Material supplied ::
** start **

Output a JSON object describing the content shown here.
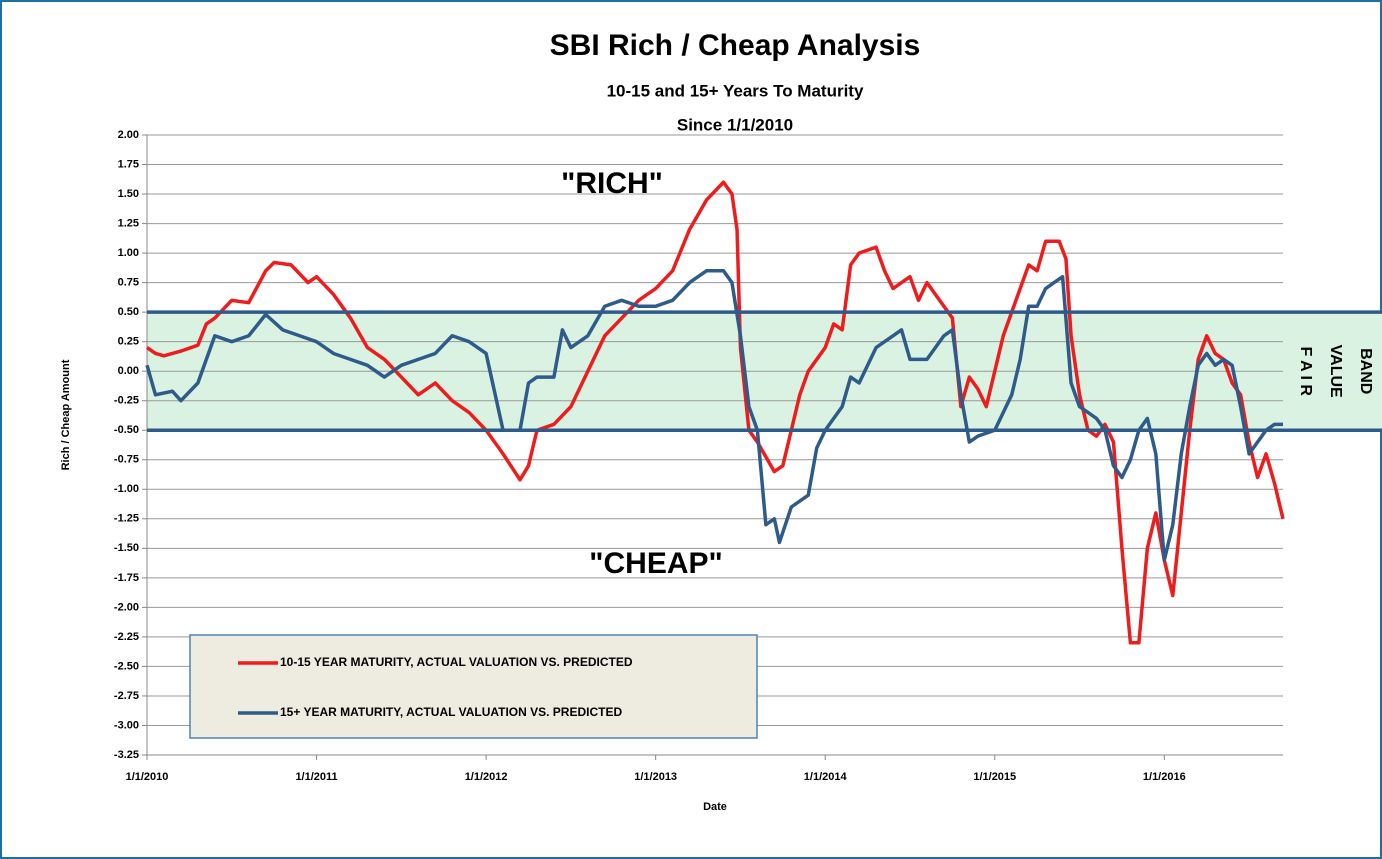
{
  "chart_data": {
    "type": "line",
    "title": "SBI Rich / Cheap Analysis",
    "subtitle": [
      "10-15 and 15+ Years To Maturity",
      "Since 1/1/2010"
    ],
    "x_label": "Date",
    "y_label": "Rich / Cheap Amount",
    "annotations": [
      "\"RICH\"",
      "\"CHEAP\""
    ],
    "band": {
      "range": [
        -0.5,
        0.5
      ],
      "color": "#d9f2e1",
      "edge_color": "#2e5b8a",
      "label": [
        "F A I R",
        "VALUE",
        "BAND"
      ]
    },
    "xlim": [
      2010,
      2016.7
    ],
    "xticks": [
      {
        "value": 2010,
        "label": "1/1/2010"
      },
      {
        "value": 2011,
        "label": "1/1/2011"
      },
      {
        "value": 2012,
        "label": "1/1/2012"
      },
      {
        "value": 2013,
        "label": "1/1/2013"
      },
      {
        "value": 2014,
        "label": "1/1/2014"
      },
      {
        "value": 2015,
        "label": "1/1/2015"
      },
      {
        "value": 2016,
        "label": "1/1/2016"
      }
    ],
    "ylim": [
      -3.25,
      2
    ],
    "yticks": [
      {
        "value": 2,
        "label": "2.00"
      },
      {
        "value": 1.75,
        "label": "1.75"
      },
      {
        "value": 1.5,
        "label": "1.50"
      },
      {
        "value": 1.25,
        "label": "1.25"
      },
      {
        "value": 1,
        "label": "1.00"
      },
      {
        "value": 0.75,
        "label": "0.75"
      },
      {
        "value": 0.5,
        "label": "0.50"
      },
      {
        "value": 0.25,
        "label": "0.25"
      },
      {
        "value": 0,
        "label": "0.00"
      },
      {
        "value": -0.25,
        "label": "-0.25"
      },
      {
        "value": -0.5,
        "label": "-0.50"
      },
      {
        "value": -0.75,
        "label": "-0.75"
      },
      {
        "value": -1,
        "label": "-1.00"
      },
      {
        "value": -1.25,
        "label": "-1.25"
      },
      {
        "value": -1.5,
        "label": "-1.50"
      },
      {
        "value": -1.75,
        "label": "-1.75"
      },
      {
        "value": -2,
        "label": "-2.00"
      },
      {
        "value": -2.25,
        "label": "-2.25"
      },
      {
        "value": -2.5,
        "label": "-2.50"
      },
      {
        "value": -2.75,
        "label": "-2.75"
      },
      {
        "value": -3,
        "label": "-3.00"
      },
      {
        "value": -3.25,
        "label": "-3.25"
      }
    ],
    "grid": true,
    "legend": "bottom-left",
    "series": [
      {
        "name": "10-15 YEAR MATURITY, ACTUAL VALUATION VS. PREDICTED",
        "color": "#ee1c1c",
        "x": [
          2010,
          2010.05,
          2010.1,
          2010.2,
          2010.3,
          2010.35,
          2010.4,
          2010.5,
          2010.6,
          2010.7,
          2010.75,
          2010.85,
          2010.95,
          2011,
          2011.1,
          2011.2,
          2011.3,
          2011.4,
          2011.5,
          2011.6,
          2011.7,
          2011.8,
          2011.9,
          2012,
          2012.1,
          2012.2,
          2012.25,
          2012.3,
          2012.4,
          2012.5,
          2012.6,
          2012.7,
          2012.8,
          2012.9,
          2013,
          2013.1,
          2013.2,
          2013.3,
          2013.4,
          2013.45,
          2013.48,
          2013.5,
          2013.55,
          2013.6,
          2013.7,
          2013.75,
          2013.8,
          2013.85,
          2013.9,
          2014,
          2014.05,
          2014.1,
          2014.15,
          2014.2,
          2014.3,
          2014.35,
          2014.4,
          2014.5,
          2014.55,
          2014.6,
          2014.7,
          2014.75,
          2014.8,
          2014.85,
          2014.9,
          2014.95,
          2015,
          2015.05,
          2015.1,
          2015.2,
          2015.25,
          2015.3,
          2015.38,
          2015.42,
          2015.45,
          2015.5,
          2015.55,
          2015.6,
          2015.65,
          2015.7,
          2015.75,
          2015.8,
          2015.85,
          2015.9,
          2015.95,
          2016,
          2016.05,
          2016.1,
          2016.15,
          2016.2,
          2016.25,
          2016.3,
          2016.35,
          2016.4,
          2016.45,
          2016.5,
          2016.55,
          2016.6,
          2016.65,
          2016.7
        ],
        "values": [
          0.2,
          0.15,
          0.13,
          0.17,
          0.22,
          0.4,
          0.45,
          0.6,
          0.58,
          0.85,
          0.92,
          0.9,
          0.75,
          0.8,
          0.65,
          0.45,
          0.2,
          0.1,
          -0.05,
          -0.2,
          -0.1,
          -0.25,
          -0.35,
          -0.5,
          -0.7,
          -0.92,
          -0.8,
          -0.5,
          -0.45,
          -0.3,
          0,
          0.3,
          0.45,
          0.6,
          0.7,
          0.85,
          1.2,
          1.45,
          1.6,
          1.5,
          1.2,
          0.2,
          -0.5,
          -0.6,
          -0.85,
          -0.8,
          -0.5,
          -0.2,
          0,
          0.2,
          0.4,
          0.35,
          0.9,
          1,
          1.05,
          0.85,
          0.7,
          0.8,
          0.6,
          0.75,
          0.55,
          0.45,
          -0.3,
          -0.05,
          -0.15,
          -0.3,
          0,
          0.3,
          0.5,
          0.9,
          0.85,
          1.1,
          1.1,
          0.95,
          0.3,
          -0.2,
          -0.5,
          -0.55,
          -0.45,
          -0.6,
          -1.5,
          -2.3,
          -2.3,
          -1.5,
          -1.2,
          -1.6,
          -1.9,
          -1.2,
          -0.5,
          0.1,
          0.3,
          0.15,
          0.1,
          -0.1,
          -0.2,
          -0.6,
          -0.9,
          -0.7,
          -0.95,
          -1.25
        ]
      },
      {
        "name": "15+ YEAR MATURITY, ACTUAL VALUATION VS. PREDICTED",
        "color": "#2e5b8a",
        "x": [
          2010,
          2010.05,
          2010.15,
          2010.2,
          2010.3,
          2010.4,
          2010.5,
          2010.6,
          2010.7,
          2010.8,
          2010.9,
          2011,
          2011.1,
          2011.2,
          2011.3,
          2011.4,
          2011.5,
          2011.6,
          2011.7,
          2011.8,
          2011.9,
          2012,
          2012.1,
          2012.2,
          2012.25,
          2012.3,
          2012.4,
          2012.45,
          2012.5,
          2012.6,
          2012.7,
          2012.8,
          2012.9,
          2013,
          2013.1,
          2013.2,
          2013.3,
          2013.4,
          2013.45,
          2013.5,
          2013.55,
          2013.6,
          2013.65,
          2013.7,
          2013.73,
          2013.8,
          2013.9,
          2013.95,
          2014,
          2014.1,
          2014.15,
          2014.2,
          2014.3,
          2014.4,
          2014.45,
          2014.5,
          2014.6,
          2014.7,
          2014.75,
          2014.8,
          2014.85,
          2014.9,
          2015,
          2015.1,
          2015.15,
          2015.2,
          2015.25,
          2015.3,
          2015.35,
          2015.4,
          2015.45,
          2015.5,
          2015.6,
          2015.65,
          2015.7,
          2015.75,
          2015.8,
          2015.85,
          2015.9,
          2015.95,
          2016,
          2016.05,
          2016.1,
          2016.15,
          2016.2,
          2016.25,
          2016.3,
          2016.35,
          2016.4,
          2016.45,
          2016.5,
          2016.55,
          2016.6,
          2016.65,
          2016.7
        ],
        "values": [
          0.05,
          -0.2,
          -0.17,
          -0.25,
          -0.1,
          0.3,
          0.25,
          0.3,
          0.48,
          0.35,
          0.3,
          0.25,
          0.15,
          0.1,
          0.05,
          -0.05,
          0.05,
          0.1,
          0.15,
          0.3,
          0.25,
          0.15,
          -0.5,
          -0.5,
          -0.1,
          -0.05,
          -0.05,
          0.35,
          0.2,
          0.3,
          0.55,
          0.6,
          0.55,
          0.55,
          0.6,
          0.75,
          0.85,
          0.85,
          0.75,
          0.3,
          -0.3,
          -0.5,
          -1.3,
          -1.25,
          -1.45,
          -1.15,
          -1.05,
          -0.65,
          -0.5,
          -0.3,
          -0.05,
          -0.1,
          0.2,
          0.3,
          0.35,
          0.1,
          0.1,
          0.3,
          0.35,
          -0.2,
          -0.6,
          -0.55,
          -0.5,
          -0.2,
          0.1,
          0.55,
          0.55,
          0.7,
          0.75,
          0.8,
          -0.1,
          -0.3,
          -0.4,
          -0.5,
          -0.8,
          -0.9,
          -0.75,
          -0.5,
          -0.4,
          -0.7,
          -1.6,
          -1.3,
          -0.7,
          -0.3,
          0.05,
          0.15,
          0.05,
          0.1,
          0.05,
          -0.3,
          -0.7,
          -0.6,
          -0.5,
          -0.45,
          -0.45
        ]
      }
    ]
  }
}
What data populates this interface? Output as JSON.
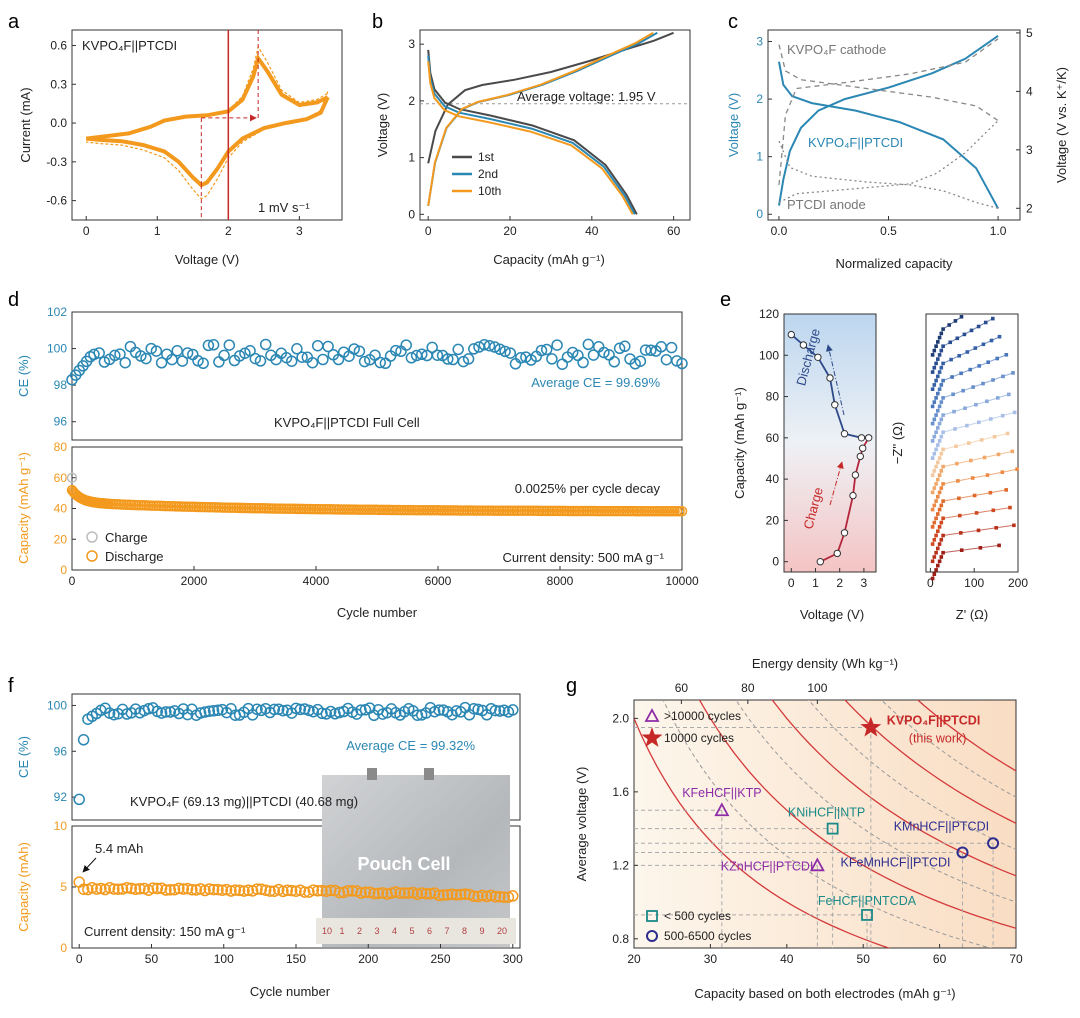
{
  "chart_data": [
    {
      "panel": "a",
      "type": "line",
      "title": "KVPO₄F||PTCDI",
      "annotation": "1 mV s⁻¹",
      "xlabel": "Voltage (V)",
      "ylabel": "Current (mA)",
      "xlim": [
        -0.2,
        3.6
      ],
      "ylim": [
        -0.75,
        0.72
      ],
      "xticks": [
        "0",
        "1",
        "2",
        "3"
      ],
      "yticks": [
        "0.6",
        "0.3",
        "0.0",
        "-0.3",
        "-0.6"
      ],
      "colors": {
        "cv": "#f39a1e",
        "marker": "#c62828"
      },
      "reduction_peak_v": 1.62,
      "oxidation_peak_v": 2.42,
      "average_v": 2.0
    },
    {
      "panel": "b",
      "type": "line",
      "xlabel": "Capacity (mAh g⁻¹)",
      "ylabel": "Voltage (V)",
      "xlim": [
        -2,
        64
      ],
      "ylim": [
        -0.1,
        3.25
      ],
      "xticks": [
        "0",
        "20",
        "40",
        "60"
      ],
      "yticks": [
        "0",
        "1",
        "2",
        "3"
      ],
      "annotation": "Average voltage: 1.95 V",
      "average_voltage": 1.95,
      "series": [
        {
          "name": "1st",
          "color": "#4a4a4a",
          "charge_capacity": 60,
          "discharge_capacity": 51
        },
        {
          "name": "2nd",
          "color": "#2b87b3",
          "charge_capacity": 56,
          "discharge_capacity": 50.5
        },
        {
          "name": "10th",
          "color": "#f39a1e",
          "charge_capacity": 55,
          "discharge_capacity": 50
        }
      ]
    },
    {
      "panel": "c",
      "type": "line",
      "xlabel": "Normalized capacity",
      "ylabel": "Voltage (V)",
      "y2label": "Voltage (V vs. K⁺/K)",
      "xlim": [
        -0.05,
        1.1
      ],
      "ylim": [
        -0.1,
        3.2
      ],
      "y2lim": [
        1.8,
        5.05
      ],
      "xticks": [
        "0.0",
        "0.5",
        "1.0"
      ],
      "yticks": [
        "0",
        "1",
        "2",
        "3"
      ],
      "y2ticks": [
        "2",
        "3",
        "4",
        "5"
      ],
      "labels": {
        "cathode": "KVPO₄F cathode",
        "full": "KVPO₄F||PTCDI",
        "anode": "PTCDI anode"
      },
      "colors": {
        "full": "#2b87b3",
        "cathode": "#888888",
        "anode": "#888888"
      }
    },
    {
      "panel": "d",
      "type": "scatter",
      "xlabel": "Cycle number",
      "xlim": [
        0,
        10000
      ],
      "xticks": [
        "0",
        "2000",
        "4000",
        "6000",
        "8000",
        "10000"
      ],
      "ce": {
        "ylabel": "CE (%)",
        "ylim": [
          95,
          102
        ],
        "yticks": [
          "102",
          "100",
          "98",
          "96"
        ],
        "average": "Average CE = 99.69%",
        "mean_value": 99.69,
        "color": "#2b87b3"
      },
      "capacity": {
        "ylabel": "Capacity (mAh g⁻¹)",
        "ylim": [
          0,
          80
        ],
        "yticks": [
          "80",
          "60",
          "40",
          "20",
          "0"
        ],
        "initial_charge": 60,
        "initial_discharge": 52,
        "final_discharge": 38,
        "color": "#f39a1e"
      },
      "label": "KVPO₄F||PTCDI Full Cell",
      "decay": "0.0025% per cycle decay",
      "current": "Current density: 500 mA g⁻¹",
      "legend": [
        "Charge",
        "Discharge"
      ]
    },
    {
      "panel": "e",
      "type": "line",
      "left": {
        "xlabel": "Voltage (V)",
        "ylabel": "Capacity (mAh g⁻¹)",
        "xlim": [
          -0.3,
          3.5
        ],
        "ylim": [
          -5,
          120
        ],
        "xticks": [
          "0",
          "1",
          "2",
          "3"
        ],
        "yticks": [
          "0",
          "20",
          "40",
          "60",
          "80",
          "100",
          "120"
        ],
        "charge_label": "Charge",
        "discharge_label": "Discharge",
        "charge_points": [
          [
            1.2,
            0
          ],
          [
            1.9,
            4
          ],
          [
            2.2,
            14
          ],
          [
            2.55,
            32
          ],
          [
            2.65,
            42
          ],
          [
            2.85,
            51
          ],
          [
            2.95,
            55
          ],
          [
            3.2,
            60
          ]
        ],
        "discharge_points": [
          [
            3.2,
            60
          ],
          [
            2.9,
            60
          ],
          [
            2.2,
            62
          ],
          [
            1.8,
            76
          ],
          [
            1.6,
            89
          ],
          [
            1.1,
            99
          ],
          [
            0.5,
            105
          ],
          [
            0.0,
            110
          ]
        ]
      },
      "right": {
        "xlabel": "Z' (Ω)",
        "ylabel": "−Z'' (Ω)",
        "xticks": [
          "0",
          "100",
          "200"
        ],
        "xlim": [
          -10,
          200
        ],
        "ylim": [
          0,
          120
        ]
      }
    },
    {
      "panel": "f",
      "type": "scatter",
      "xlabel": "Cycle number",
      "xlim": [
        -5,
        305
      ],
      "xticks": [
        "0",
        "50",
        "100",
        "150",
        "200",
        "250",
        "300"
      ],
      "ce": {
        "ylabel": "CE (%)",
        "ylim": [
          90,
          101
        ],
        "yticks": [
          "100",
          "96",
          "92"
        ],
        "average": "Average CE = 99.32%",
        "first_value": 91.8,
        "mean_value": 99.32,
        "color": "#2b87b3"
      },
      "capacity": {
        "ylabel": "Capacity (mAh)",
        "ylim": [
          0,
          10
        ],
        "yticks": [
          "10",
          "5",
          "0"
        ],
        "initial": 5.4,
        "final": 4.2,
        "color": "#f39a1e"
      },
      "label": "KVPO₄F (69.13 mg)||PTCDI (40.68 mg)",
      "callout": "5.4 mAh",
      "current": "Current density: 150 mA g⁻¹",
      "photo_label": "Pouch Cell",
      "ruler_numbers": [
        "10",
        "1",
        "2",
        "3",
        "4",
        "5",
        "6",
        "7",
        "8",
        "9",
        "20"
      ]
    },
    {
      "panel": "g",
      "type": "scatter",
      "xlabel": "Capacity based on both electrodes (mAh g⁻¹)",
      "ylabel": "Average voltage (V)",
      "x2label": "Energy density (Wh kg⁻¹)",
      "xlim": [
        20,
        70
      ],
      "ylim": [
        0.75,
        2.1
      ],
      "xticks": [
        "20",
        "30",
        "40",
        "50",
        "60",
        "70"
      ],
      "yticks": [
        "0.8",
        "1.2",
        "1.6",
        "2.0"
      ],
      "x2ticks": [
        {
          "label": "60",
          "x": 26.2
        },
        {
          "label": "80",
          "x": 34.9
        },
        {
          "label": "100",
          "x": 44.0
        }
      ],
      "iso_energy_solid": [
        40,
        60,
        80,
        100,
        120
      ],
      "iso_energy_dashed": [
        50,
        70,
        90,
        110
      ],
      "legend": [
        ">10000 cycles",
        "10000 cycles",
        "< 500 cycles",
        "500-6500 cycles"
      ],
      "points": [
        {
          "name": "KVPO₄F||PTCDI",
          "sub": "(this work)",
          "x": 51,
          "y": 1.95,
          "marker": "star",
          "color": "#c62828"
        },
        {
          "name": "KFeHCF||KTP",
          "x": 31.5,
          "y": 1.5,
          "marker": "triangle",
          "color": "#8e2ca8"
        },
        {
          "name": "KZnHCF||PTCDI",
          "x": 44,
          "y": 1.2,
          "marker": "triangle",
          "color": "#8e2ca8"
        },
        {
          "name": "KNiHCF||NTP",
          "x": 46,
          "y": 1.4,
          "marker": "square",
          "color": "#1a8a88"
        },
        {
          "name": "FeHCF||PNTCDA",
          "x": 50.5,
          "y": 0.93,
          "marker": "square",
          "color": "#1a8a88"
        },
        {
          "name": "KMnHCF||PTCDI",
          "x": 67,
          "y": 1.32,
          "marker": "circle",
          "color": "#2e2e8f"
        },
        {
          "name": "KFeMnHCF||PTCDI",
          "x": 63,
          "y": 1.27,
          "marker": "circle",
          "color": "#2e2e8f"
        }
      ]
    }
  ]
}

** end **

Exercise brief :: Using the records above, select and copy every line that has the word "JSON".

Exercise solution ::
Output a JSON object describing the content shown here.
What data populates this interface? Output as JSON.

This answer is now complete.